EXERCISE INSTRUCTIONS: Of the lines in the listing below, how many hold "title"? Answer with the number only.

[Figure content listings]

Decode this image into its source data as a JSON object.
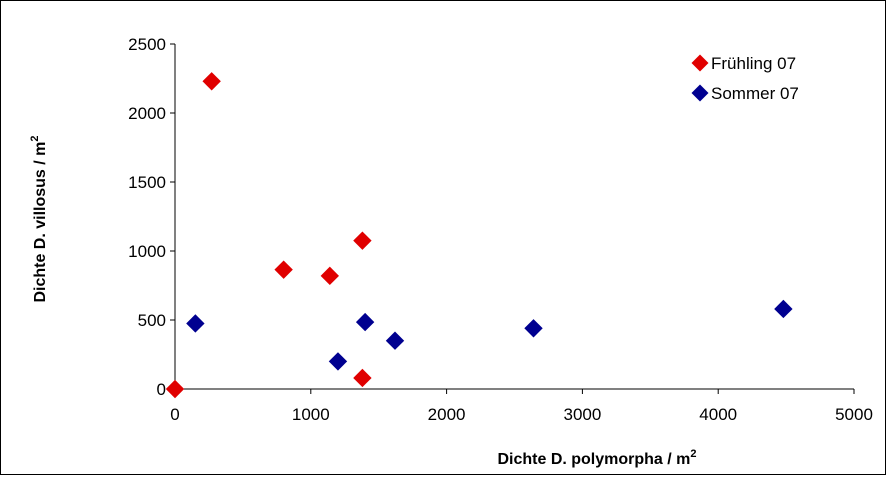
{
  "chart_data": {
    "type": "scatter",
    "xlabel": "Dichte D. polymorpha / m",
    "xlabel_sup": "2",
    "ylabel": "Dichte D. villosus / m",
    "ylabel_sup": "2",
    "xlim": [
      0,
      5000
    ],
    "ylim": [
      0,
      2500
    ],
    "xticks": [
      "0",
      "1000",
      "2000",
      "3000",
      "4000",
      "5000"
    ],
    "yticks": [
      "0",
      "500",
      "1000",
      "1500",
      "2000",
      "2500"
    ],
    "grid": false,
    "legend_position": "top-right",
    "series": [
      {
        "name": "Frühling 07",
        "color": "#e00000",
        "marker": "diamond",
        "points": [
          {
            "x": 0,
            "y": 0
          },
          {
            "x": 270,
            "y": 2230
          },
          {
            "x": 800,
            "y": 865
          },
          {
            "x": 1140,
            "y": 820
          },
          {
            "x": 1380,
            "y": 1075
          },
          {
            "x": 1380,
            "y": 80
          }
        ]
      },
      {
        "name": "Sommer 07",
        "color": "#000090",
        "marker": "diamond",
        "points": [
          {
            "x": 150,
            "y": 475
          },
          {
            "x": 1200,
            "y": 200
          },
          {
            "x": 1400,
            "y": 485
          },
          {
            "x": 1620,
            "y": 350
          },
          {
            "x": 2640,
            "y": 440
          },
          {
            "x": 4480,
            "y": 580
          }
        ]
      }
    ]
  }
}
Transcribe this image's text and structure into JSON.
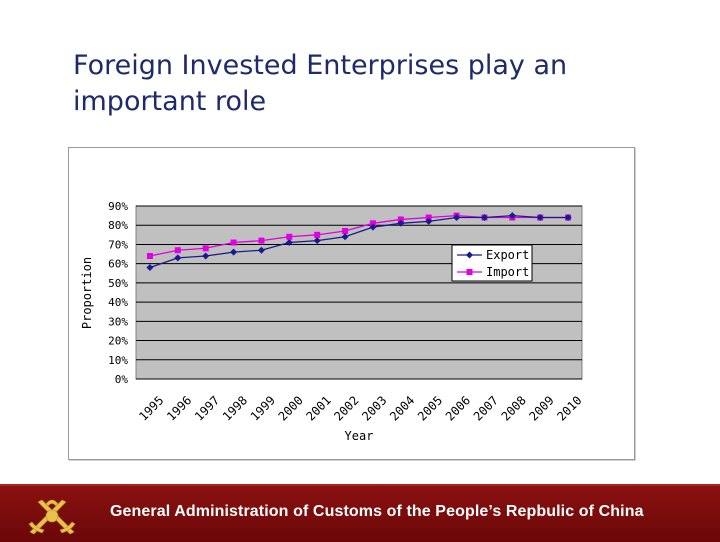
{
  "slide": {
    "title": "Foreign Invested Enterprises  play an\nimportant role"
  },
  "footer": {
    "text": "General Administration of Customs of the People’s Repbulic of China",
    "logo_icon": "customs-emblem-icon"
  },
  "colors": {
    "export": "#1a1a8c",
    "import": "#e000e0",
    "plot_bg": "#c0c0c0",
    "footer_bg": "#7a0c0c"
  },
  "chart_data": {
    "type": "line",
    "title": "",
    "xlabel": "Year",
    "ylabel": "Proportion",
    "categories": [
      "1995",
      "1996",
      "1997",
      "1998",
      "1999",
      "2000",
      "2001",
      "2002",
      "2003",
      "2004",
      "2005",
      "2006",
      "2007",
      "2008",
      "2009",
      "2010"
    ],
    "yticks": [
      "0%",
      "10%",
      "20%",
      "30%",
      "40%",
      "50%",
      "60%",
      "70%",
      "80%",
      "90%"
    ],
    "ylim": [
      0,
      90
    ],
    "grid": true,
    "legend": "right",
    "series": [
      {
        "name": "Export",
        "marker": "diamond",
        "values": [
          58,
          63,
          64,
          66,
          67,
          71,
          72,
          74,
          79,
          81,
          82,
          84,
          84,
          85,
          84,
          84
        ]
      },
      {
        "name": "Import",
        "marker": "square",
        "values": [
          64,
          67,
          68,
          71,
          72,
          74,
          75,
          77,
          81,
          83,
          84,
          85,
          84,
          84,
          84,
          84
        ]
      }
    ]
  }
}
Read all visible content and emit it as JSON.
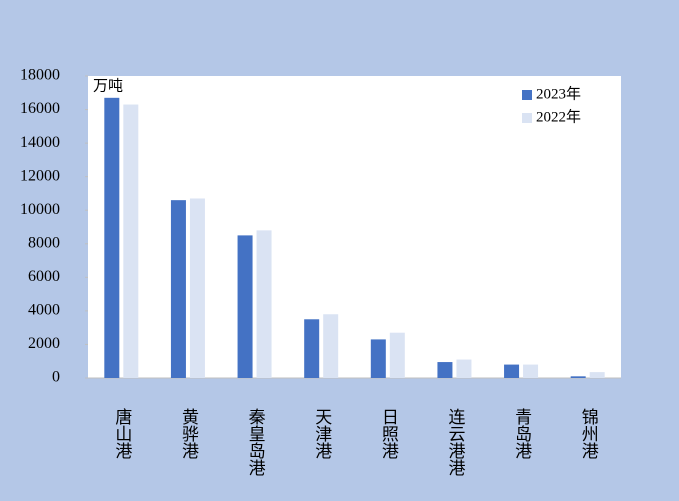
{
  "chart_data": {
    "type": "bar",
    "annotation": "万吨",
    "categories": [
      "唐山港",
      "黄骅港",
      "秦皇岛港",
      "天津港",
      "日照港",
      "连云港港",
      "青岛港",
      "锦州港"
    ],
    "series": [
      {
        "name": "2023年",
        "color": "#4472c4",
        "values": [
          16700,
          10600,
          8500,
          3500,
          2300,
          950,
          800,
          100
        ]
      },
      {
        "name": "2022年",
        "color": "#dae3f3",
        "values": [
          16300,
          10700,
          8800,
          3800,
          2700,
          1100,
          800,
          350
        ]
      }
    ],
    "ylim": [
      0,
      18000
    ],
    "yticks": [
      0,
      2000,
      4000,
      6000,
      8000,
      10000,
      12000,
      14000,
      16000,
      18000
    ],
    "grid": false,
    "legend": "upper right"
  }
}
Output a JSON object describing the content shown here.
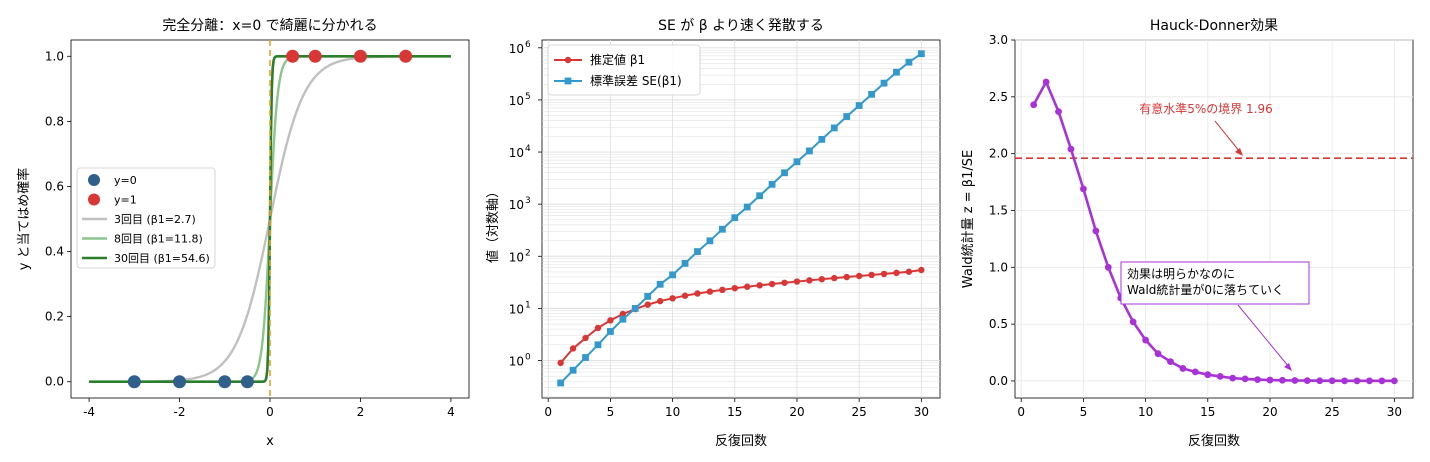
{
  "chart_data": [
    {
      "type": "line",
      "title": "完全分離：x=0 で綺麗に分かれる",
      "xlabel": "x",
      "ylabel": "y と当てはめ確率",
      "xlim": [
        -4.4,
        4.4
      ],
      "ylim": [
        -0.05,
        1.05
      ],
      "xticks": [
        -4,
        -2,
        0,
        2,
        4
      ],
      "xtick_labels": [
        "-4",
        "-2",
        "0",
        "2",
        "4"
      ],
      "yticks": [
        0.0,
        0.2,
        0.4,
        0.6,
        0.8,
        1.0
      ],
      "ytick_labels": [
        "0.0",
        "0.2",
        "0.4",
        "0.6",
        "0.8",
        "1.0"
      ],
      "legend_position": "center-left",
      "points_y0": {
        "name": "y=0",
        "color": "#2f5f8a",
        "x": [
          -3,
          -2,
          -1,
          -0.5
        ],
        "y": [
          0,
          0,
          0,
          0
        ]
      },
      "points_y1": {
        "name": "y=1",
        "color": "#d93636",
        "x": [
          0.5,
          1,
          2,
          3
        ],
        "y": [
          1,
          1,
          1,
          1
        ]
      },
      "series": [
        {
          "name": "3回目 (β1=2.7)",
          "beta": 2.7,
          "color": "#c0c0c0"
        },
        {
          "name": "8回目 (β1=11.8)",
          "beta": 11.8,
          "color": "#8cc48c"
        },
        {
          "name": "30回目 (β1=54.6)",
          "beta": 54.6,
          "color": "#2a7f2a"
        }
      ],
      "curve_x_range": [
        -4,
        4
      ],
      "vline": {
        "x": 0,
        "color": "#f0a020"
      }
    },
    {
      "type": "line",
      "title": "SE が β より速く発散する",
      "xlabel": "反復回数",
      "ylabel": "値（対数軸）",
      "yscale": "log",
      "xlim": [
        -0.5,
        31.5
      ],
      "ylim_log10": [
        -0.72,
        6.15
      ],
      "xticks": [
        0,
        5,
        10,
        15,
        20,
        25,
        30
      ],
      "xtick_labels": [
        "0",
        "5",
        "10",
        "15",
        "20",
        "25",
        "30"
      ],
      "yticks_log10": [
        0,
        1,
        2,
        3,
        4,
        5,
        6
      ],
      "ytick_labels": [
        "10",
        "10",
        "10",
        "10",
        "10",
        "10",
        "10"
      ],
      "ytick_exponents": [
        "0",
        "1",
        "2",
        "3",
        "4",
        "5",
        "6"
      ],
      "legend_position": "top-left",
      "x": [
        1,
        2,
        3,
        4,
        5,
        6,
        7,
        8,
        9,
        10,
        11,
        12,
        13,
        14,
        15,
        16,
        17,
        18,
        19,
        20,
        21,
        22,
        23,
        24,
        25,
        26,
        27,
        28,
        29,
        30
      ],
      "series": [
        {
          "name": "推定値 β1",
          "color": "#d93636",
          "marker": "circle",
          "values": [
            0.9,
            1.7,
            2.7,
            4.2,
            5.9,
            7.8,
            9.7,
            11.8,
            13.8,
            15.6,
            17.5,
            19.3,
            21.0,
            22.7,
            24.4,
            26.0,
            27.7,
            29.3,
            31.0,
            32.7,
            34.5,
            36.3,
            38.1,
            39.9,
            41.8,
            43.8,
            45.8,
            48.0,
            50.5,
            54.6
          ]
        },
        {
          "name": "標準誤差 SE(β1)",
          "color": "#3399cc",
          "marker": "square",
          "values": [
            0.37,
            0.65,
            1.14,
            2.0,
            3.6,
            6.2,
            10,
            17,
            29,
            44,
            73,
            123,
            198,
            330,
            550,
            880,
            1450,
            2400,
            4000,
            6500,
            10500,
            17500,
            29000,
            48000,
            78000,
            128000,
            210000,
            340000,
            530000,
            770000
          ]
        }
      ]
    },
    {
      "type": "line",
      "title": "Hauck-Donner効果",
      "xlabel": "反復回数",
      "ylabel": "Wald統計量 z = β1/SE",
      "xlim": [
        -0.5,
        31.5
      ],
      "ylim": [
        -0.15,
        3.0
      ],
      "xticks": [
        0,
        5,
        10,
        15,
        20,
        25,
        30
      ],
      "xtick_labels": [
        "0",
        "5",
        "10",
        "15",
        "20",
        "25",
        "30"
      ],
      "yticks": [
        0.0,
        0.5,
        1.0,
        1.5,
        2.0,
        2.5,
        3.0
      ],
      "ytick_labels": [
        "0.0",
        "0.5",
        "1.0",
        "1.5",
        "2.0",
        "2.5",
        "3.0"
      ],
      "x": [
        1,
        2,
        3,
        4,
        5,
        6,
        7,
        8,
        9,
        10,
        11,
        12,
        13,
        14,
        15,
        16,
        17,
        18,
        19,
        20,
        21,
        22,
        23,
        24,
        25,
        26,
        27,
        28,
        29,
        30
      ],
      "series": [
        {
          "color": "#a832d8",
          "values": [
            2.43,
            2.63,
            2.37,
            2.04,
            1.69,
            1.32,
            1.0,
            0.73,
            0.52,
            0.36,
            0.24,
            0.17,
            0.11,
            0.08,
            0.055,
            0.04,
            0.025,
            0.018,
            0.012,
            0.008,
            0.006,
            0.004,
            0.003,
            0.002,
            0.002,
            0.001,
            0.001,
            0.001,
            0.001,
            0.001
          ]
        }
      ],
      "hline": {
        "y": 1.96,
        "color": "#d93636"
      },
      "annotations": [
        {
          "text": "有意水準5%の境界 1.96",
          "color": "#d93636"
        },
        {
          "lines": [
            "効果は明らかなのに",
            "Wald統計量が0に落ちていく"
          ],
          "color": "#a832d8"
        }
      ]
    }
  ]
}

THE RESULT: 5